• Supplied text:
-- Begin --

It's interesting in some of the older Asian cities which have very old histories, say Seoul, the the haphazard, medieval-style organic planning has given way to a large effort to put the major thoroughfares on a grid and as old areas are redeveloped, to do so with a heavily planned development policy in mind. The city was simply not able to handle the growth and population demands the organic system created.
There's a reason Paris' business center is not in Paris' geographic center, and central London has restricted driving zones, and most of Barcelona's population enjoys the 19th century planned developed residential areas, while the older parts are being turned into tourist hotels, malls, restaurants and more shopping areas.
The Nature of Order series generalize even more, so I'd read them after that. They rather independent from the TWoB and APL but I believe the way from the concrete examples (APL) to the generalizations is a better one. Here it's rather a matter of preference than one of forward-dependency.
Addendum: I realized on the way home that this comment was rather too content-free for HN. So...
More specifically, I was curious if the book you mention has some narrative or historical details on why the grand Epcot vision fell apart/was stymied.
http://www.patternlanguage.com/archives/alexander1.htm
For some commentary on that piece, see:
http://contraterrene.com/wiki/index.php/Commentary_on_%22A_C...
tl,dr: designing cities as hierarchical trees, while perhaps efficient in the sense of transportation links, is a bad idea from the standpoint of making a cohesive city.
It has similar flaws, as well. It should be considered descriptive, not prescriptive--and Christopher Alexander is not nearly as careful around that distinction as the GoF.
Public transit will lift the limit somewhat: people are willing to spend only so much time commuting or going to/from hobbies but with good public transit people will frequent other neighbourhoods on a regular basis. Public transit will be cheap as long as densities are high enough and that's why big cities are dense and have public transit. Large car-based "cities" aren't actually cities, they're just glorified urban office parks with people living in the suburbs: public transit will never work there efficiently.
The reason why you can't design a city is that a meaningful city can only grow organically based on whatever people happen to make of it. Commerce will surface when the place and time are right. Predesigning a neighbourhood will result in either a lot of dead space or a preformed area that nobody will consider their own.
This is false, though. The method of growing doesn't affect the feasibility of public transport: the density of the areas in question does.
And no matter how the areas grew, an economically growing public transport network will naturally connect the most dense parts of a city together. That is, provided there are dense areas. Think London's 100+ year history of the Underground where underground railway companies, as soon as funding was secured, built little stretches that made the most economic sense.
Also I believe the dead space problem will take care of itself as demand for space increases.
It doesn't if the environment doesn't lend itself to grow, change, and adapt as needed which is a big problem with designed areas. An area also needs both old and new lots and buildings to offer space for businesses that wouldn't survive with market rents. This is something nobody can design.

-- End --

• List of tasks:
• 1. Summarize the city-planning discussion in two sentences.
• 2. Quote the city-planning discussion from "tl,dr: designing cities" to "a cohesive city.".

• Information supplied:

-- Begin --

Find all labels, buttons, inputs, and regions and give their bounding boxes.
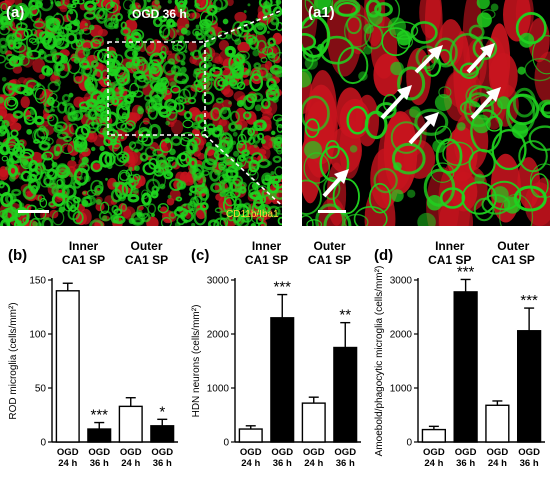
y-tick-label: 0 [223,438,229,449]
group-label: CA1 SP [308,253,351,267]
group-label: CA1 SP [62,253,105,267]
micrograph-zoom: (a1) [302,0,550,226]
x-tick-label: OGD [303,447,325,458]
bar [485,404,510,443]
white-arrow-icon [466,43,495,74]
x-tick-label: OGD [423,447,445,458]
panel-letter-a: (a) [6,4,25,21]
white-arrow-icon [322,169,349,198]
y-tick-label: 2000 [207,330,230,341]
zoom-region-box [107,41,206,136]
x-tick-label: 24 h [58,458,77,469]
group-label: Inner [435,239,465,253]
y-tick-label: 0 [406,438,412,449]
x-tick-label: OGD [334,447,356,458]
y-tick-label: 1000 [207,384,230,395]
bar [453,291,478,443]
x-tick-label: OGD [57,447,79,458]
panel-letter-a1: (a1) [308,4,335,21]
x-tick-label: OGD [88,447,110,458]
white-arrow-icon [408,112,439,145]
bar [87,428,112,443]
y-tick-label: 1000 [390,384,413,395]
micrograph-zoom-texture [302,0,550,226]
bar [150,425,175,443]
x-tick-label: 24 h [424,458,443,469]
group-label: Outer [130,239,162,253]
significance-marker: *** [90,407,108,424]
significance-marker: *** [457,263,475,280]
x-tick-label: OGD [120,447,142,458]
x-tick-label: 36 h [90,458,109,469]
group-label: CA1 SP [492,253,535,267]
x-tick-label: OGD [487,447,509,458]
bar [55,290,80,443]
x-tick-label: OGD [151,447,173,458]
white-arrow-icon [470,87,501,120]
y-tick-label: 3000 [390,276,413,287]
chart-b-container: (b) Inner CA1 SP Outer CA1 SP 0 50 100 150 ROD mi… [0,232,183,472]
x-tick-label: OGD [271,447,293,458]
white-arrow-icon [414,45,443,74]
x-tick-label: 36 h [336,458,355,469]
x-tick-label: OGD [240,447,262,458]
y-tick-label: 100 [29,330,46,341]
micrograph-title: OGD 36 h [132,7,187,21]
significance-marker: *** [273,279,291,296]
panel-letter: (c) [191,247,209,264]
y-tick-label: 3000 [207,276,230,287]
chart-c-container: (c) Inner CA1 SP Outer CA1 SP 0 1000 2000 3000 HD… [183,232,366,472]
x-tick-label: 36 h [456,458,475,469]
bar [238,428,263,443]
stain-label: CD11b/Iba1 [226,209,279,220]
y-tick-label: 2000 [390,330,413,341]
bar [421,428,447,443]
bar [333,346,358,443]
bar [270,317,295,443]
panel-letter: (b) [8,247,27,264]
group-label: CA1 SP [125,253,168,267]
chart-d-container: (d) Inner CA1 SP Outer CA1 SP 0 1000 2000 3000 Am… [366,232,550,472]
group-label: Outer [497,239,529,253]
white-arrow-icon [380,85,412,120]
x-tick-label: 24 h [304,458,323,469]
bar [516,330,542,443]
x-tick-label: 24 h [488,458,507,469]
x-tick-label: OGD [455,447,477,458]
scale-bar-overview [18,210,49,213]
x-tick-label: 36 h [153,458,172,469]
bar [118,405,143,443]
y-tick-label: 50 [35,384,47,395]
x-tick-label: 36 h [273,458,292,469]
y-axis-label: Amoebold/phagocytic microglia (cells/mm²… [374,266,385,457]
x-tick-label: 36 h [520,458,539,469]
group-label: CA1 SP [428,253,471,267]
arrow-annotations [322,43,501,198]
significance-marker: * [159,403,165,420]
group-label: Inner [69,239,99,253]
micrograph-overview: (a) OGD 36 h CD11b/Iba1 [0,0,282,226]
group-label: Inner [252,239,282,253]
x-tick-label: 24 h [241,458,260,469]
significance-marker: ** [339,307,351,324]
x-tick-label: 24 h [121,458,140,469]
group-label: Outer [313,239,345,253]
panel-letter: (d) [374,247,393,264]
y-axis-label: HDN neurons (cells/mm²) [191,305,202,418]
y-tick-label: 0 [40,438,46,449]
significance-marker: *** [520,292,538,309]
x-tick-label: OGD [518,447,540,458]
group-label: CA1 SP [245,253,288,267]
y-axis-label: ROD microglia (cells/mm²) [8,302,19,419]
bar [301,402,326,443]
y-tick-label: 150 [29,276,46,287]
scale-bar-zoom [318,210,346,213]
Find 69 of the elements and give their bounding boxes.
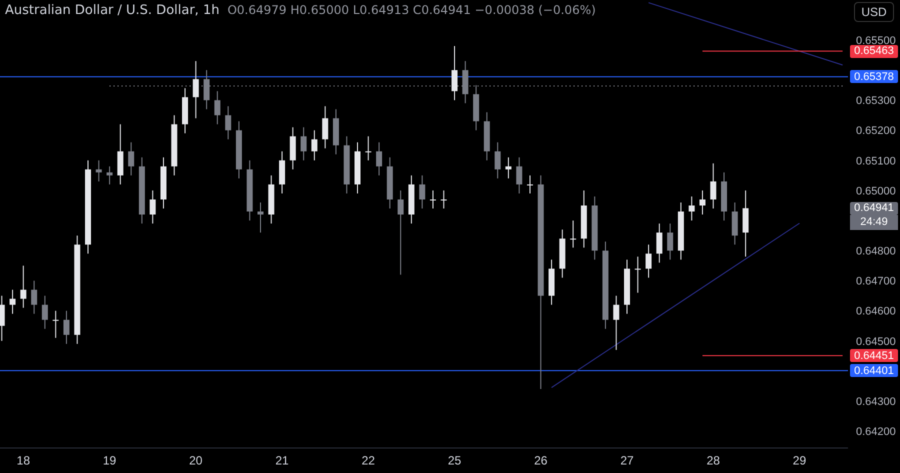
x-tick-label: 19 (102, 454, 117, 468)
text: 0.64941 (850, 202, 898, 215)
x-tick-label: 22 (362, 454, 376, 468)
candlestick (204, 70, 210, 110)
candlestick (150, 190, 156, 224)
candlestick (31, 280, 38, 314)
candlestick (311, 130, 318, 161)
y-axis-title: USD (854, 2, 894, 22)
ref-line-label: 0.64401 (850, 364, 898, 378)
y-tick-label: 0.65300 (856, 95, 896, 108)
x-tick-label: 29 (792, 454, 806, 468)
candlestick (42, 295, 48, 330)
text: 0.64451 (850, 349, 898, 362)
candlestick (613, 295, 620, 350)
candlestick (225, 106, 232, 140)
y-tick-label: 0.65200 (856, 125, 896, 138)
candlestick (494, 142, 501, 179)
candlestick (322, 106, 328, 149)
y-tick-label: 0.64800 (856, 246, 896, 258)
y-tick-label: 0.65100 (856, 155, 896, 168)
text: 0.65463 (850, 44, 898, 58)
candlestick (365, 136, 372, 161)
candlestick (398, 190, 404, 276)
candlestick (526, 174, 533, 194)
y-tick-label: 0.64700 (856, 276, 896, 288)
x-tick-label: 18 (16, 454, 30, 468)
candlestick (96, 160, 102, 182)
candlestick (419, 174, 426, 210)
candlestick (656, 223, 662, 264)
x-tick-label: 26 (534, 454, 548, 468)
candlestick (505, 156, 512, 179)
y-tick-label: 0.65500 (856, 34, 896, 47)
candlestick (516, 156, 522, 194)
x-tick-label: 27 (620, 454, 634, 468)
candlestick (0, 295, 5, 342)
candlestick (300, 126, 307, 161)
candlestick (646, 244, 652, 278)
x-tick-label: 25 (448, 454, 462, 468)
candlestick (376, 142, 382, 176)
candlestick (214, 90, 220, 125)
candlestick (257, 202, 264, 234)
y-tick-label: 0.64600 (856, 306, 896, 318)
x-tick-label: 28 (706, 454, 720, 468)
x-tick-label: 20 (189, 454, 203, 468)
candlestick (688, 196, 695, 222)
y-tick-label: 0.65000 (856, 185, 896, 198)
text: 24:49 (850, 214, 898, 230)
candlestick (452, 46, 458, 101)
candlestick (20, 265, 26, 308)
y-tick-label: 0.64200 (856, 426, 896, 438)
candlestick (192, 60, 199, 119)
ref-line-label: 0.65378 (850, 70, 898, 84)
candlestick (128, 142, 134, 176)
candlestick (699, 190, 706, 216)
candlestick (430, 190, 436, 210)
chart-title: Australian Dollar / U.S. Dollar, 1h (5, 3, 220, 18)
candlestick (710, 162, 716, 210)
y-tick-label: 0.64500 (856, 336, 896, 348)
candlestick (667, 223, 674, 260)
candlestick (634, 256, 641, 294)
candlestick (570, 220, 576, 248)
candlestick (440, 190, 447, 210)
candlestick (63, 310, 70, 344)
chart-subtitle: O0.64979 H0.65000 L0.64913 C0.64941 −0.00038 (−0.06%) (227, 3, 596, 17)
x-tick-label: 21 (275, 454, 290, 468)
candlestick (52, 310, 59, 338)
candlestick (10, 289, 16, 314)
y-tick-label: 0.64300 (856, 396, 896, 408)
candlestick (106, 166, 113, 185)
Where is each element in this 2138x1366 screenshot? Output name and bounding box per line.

-- End --

• Answers below:
• 1. The discussion notes that old cities such as Seoul have replaced haphazard organic planning with grid thoroughfares and heavily planned redevelopment because the organic system could not handle growth and population demands. Participants disagree over whether a meaningful city can only grow organically, and one argues that the density of an area, not its method of growth, determines whether public transport is feasible.

• 2.
tl,dr: designing cities as hierarchical trees, while perhaps efficient in the sense of transportation links, is a bad idea from the standpoint of making a cohesive city.